--- Begin DATASET EXCERPTS ---

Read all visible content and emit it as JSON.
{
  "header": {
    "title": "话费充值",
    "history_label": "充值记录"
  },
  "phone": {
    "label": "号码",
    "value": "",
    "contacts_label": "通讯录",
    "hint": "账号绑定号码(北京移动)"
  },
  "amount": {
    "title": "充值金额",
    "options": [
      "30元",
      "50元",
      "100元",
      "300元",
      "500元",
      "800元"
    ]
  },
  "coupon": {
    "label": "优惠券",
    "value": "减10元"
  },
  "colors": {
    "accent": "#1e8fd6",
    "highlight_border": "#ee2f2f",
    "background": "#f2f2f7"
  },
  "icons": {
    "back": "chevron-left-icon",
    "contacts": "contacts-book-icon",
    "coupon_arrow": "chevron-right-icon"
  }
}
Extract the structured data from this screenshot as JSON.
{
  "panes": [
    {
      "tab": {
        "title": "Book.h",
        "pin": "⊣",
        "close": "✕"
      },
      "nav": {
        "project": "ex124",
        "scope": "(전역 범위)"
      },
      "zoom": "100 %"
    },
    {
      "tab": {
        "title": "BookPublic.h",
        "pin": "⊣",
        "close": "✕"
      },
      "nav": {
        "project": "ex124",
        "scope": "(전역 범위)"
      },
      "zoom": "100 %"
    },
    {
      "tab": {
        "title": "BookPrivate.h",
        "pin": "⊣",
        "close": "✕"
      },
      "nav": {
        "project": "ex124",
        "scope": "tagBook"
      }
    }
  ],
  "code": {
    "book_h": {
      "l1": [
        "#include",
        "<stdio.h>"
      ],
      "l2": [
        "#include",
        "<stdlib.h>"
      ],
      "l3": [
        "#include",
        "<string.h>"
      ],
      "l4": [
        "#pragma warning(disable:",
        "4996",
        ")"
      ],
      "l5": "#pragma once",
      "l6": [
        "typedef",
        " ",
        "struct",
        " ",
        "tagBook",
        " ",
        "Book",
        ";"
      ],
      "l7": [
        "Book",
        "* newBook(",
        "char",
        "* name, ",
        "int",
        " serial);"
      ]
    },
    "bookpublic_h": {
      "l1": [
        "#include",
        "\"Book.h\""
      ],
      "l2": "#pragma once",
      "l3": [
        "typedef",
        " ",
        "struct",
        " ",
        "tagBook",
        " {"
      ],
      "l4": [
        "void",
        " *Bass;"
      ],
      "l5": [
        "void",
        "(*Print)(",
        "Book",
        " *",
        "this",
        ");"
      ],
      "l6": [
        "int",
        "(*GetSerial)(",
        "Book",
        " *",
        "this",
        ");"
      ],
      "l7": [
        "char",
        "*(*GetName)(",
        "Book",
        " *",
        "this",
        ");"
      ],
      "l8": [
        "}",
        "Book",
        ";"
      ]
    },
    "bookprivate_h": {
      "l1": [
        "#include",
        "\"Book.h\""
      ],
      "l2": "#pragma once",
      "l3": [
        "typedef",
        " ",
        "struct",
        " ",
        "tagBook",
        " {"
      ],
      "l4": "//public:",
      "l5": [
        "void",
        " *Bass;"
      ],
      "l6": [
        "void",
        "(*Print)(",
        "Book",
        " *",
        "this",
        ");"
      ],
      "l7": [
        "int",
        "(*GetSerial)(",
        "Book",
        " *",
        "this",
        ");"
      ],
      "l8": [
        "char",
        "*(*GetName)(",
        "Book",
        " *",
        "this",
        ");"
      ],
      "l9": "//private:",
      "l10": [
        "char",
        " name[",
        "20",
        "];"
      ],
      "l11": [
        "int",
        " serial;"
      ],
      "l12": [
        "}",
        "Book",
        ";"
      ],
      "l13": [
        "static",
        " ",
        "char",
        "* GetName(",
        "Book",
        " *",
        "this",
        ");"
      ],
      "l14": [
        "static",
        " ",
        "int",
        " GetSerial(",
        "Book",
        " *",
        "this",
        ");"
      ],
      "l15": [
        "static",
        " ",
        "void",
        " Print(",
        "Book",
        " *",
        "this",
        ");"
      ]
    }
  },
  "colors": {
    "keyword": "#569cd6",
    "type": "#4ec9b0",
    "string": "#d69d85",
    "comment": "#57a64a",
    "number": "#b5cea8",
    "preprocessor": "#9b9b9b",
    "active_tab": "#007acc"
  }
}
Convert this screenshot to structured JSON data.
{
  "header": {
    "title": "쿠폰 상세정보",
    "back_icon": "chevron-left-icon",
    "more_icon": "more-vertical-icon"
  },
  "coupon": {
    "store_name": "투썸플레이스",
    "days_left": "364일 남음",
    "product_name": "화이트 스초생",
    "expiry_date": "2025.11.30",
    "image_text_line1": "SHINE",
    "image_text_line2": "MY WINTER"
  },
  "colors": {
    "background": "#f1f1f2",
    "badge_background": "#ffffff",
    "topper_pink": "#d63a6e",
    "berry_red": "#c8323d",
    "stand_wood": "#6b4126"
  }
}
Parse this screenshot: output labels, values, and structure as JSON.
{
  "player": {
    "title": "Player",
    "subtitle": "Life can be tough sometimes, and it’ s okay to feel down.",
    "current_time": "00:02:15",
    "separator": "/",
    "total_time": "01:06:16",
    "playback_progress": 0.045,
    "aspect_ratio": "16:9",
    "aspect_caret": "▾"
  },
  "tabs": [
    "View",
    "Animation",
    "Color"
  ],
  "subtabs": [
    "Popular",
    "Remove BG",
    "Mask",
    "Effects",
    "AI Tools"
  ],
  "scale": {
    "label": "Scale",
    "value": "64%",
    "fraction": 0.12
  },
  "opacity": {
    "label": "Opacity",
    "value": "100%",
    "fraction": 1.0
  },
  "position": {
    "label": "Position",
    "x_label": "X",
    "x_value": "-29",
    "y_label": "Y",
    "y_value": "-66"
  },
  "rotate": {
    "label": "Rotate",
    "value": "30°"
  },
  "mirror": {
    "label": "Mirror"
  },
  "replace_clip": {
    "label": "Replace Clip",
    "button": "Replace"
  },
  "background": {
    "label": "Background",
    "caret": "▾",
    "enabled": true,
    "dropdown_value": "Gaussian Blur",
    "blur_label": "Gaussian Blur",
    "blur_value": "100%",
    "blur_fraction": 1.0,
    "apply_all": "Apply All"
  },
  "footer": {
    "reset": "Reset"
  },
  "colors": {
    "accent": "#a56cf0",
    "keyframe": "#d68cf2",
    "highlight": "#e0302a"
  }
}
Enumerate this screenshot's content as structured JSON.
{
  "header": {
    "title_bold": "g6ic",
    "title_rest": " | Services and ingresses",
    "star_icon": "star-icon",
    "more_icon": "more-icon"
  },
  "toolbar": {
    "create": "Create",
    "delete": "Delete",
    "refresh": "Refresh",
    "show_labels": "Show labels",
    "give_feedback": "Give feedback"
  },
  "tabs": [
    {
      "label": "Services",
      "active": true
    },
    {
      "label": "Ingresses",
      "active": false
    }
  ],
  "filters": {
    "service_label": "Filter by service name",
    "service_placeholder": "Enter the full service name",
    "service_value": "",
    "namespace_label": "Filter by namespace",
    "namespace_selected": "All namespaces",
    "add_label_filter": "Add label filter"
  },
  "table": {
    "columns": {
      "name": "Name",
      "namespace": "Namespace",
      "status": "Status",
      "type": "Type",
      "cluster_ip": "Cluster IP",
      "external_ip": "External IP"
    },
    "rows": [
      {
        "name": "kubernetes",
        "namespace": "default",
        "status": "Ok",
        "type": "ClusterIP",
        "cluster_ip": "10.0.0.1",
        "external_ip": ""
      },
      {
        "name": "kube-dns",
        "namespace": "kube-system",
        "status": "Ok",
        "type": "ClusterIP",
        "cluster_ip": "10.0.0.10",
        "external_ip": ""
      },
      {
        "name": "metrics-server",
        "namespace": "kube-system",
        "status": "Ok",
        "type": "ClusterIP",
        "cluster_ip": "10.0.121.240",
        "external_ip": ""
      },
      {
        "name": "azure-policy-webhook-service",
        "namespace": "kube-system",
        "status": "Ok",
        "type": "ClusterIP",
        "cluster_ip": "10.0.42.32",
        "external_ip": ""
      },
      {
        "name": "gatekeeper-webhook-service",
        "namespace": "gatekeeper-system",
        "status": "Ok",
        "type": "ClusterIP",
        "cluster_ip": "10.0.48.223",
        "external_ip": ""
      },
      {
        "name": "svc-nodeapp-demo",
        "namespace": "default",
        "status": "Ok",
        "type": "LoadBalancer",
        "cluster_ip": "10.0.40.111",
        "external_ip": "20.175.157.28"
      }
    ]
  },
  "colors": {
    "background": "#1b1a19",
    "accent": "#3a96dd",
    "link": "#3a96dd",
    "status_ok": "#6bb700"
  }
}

--- End DATASET EXCERPTS ---

## INSTRUCTIONS FOR THE TASK
State only the count of lines above that hold the string "structured".

## RESPONSE BELOW
3